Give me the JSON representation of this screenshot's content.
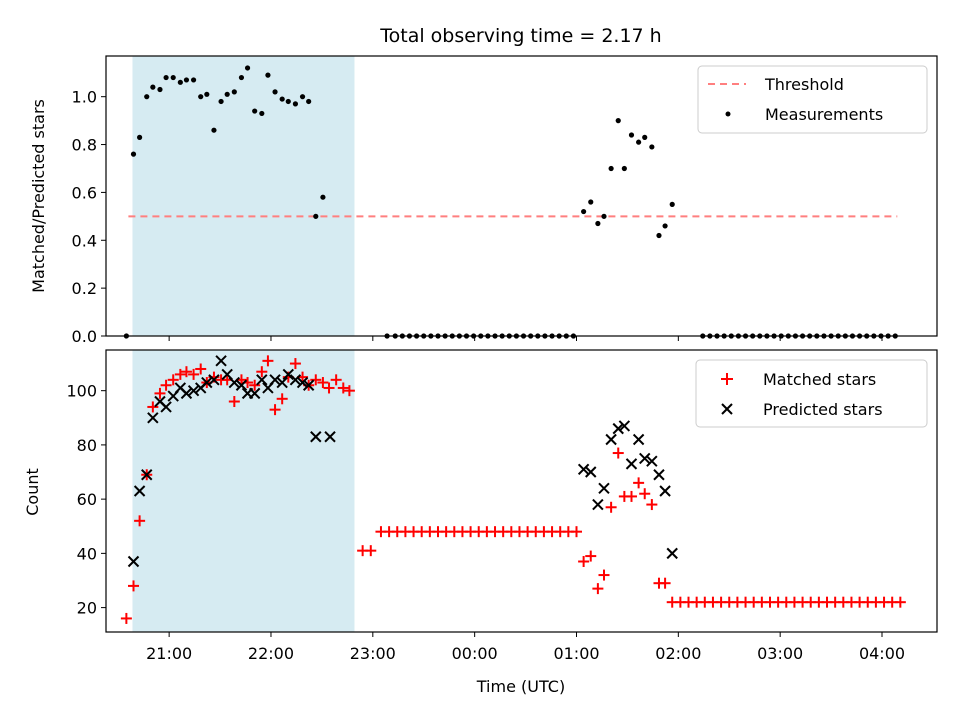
{
  "colors": {
    "threshold": "#ff7f7f",
    "measurement": "#000000",
    "matched": "#ff0000",
    "predicted": "#000000",
    "shade": "#add8e6"
  },
  "chart_data": [
    {
      "type": "scatter",
      "title": "Total observing time = 2.17 h",
      "xlabel": "",
      "ylabel": "Matched/Predicted stars",
      "ylim": [
        0,
        1.17
      ],
      "yticks": [
        "0.0",
        "0.2",
        "0.4",
        "0.6",
        "0.8",
        "1.0"
      ],
      "xlim_hours": [
        20.38,
        28.54
      ],
      "shaded_span_hours": [
        20.64,
        22.82
      ],
      "threshold": {
        "name": "Threshold",
        "value": 0.5,
        "x_hours": [
          20.6,
          28.15
        ]
      },
      "legend_position": "top-right",
      "series": [
        {
          "name": "Measurements",
          "points": [
            [
              20.58,
              0.0
            ],
            [
              20.65,
              0.76
            ],
            [
              20.71,
              0.83
            ],
            [
              20.78,
              1.0
            ],
            [
              20.84,
              1.04
            ],
            [
              20.91,
              1.03
            ],
            [
              20.97,
              1.08
            ],
            [
              21.04,
              1.08
            ],
            [
              21.11,
              1.06
            ],
            [
              21.17,
              1.07
            ],
            [
              21.24,
              1.07
            ],
            [
              21.31,
              1.0
            ],
            [
              21.37,
              1.01
            ],
            [
              21.44,
              0.86
            ],
            [
              21.51,
              0.98
            ],
            [
              21.57,
              1.01
            ],
            [
              21.64,
              1.02
            ],
            [
              21.71,
              1.08
            ],
            [
              21.77,
              1.12
            ],
            [
              21.84,
              0.94
            ],
            [
              21.91,
              0.93
            ],
            [
              21.97,
              1.09
            ],
            [
              22.04,
              1.02
            ],
            [
              22.11,
              0.99
            ],
            [
              22.17,
              0.98
            ],
            [
              22.24,
              0.97
            ],
            [
              22.31,
              1.0
            ],
            [
              22.37,
              0.98
            ],
            [
              22.44,
              0.5
            ],
            [
              22.51,
              0.58
            ],
            [
              23.14,
              0.0
            ],
            [
              23.22,
              0.0
            ],
            [
              23.29,
              0.0
            ],
            [
              23.36,
              0.0
            ],
            [
              23.43,
              0.0
            ],
            [
              23.5,
              0.0
            ],
            [
              23.57,
              0.0
            ],
            [
              23.64,
              0.0
            ],
            [
              23.71,
              0.0
            ],
            [
              23.78,
              0.0
            ],
            [
              23.85,
              0.0
            ],
            [
              23.92,
              0.0
            ],
            [
              23.99,
              0.0
            ],
            [
              24.06,
              0.0
            ],
            [
              24.13,
              0.0
            ],
            [
              24.2,
              0.0
            ],
            [
              24.27,
              0.0
            ],
            [
              24.34,
              0.0
            ],
            [
              24.41,
              0.0
            ],
            [
              24.48,
              0.0
            ],
            [
              24.55,
              0.0
            ],
            [
              24.62,
              0.0
            ],
            [
              24.69,
              0.0
            ],
            [
              24.76,
              0.0
            ],
            [
              24.83,
              0.0
            ],
            [
              24.9,
              0.0
            ],
            [
              24.97,
              0.0
            ],
            [
              25.07,
              0.52
            ],
            [
              25.14,
              0.56
            ],
            [
              25.21,
              0.47
            ],
            [
              25.27,
              0.5
            ],
            [
              25.34,
              0.7
            ],
            [
              25.41,
              0.9
            ],
            [
              25.47,
              0.7
            ],
            [
              25.54,
              0.84
            ],
            [
              25.61,
              0.81
            ],
            [
              25.67,
              0.83
            ],
            [
              25.74,
              0.79
            ],
            [
              25.81,
              0.42
            ],
            [
              25.87,
              0.46
            ],
            [
              25.94,
              0.55
            ],
            [
              26.24,
              0.0
            ],
            [
              26.31,
              0.0
            ],
            [
              26.38,
              0.0
            ],
            [
              26.45,
              0.0
            ],
            [
              26.52,
              0.0
            ],
            [
              26.59,
              0.0
            ],
            [
              26.66,
              0.0
            ],
            [
              26.73,
              0.0
            ],
            [
              26.8,
              0.0
            ],
            [
              26.87,
              0.0
            ],
            [
              26.94,
              0.0
            ],
            [
              27.01,
              0.0
            ],
            [
              27.08,
              0.0
            ],
            [
              27.15,
              0.0
            ],
            [
              27.22,
              0.0
            ],
            [
              27.29,
              0.0
            ],
            [
              27.36,
              0.0
            ],
            [
              27.43,
              0.0
            ],
            [
              27.5,
              0.0
            ],
            [
              27.57,
              0.0
            ],
            [
              27.64,
              0.0
            ],
            [
              27.71,
              0.0
            ],
            [
              27.78,
              0.0
            ],
            [
              27.85,
              0.0
            ],
            [
              27.92,
              0.0
            ],
            [
              27.99,
              0.0
            ],
            [
              28.06,
              0.0
            ],
            [
              28.13,
              0.0
            ]
          ]
        }
      ]
    },
    {
      "type": "scatter",
      "title": "",
      "xlabel": "Time (UTC)",
      "ylabel": "Count",
      "ylim": [
        11,
        115
      ],
      "yticks": [
        "20",
        "40",
        "60",
        "80",
        "100"
      ],
      "xlim_hours": [
        20.38,
        28.54
      ],
      "xticks": [
        {
          "hours": 21,
          "label": "21:00"
        },
        {
          "hours": 22,
          "label": "22:00"
        },
        {
          "hours": 23,
          "label": "23:00"
        },
        {
          "hours": 24,
          "label": "00:00"
        },
        {
          "hours": 25,
          "label": "01:00"
        },
        {
          "hours": 26,
          "label": "02:00"
        },
        {
          "hours": 27,
          "label": "03:00"
        },
        {
          "hours": 28,
          "label": "04:00"
        }
      ],
      "shaded_span_hours": [
        20.64,
        22.82
      ],
      "legend_position": "top-right",
      "series": [
        {
          "name": "Matched stars",
          "marker": "plus",
          "points": [
            [
              20.58,
              16
            ],
            [
              20.65,
              28
            ],
            [
              20.71,
              52
            ],
            [
              20.78,
              69
            ],
            [
              20.84,
              94
            ],
            [
              20.91,
              99
            ],
            [
              20.97,
              102
            ],
            [
              21.04,
              104
            ],
            [
              21.11,
              106
            ],
            [
              21.17,
              107
            ],
            [
              21.24,
              106
            ],
            [
              21.31,
              108
            ],
            [
              21.37,
              103
            ],
            [
              21.44,
              105
            ],
            [
              21.51,
              104
            ],
            [
              21.57,
              104
            ],
            [
              21.64,
              96
            ],
            [
              21.71,
              104
            ],
            [
              21.77,
              103
            ],
            [
              21.84,
              102
            ],
            [
              21.91,
              107
            ],
            [
              21.97,
              111
            ],
            [
              22.04,
              93
            ],
            [
              22.11,
              97
            ],
            [
              22.17,
              105
            ],
            [
              22.24,
              110
            ],
            [
              22.31,
              105
            ],
            [
              22.37,
              102
            ],
            [
              22.44,
              104
            ],
            [
              22.51,
              103
            ],
            [
              22.57,
              101
            ],
            [
              22.64,
              104
            ],
            [
              22.71,
              101
            ],
            [
              22.77,
              100
            ],
            [
              22.9,
              41
            ],
            [
              22.98,
              41
            ],
            [
              23.08,
              48
            ],
            [
              23.16,
              48
            ],
            [
              23.24,
              48
            ],
            [
              23.32,
              48
            ],
            [
              23.4,
              48
            ],
            [
              23.48,
              48
            ],
            [
              23.56,
              48
            ],
            [
              23.64,
              48
            ],
            [
              23.72,
              48
            ],
            [
              23.8,
              48
            ],
            [
              23.88,
              48
            ],
            [
              23.96,
              48
            ],
            [
              24.04,
              48
            ],
            [
              24.12,
              48
            ],
            [
              24.2,
              48
            ],
            [
              24.28,
              48
            ],
            [
              24.36,
              48
            ],
            [
              24.44,
              48
            ],
            [
              24.52,
              48
            ],
            [
              24.6,
              48
            ],
            [
              24.68,
              48
            ],
            [
              24.76,
              48
            ],
            [
              24.84,
              48
            ],
            [
              24.92,
              48
            ],
            [
              25.0,
              48
            ],
            [
              25.07,
              37
            ],
            [
              25.14,
              39
            ],
            [
              25.21,
              27
            ],
            [
              25.27,
              32
            ],
            [
              25.34,
              57
            ],
            [
              25.41,
              77
            ],
            [
              25.47,
              61
            ],
            [
              25.54,
              61
            ],
            [
              25.61,
              66
            ],
            [
              25.67,
              62
            ],
            [
              25.74,
              58
            ],
            [
              25.81,
              29
            ],
            [
              25.87,
              29
            ],
            [
              25.94,
              22
            ],
            [
              26.02,
              22
            ],
            [
              26.1,
              22
            ],
            [
              26.18,
              22
            ],
            [
              26.26,
              22
            ],
            [
              26.34,
              22
            ],
            [
              26.42,
              22
            ],
            [
              26.5,
              22
            ],
            [
              26.58,
              22
            ],
            [
              26.66,
              22
            ],
            [
              26.74,
              22
            ],
            [
              26.82,
              22
            ],
            [
              26.9,
              22
            ],
            [
              26.98,
              22
            ],
            [
              27.06,
              22
            ],
            [
              27.14,
              22
            ],
            [
              27.22,
              22
            ],
            [
              27.3,
              22
            ],
            [
              27.38,
              22
            ],
            [
              27.46,
              22
            ],
            [
              27.54,
              22
            ],
            [
              27.62,
              22
            ],
            [
              27.7,
              22
            ],
            [
              27.78,
              22
            ],
            [
              27.86,
              22
            ],
            [
              27.94,
              22
            ],
            [
              28.02,
              22
            ],
            [
              28.1,
              22
            ],
            [
              28.18,
              22
            ]
          ]
        },
        {
          "name": "Predicted stars",
          "marker": "x",
          "points": [
            [
              20.65,
              37
            ],
            [
              20.71,
              63
            ],
            [
              20.78,
              69
            ],
            [
              20.84,
              90
            ],
            [
              20.91,
              96
            ],
            [
              20.97,
              94
            ],
            [
              21.04,
              98
            ],
            [
              21.11,
              101
            ],
            [
              21.17,
              99
            ],
            [
              21.24,
              100
            ],
            [
              21.31,
              101
            ],
            [
              21.37,
              103
            ],
            [
              21.44,
              104
            ],
            [
              21.51,
              111
            ],
            [
              21.57,
              106
            ],
            [
              21.64,
              103
            ],
            [
              21.71,
              102
            ],
            [
              21.77,
              99
            ],
            [
              21.84,
              99
            ],
            [
              21.91,
              104
            ],
            [
              21.97,
              101
            ],
            [
              22.04,
              104
            ],
            [
              22.11,
              103
            ],
            [
              22.17,
              106
            ],
            [
              22.24,
              104
            ],
            [
              22.31,
              103
            ],
            [
              22.37,
              102
            ],
            [
              22.44,
              83
            ],
            [
              22.58,
              83
            ],
            [
              25.07,
              71
            ],
            [
              25.14,
              70
            ],
            [
              25.21,
              58
            ],
            [
              25.27,
              64
            ],
            [
              25.34,
              82
            ],
            [
              25.41,
              86
            ],
            [
              25.47,
              87
            ],
            [
              25.54,
              73
            ],
            [
              25.61,
              82
            ],
            [
              25.67,
              75
            ],
            [
              25.74,
              74
            ],
            [
              25.81,
              69
            ],
            [
              25.87,
              63
            ],
            [
              25.94,
              40
            ]
          ]
        }
      ]
    }
  ]
}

************

■ **Task objective**
Return every line above that contains the word "stars".

■ **Final result**
      "ylabel": "Matched/Predicted stars",
          "name": "Matched stars",
          "name": "Predicted stars",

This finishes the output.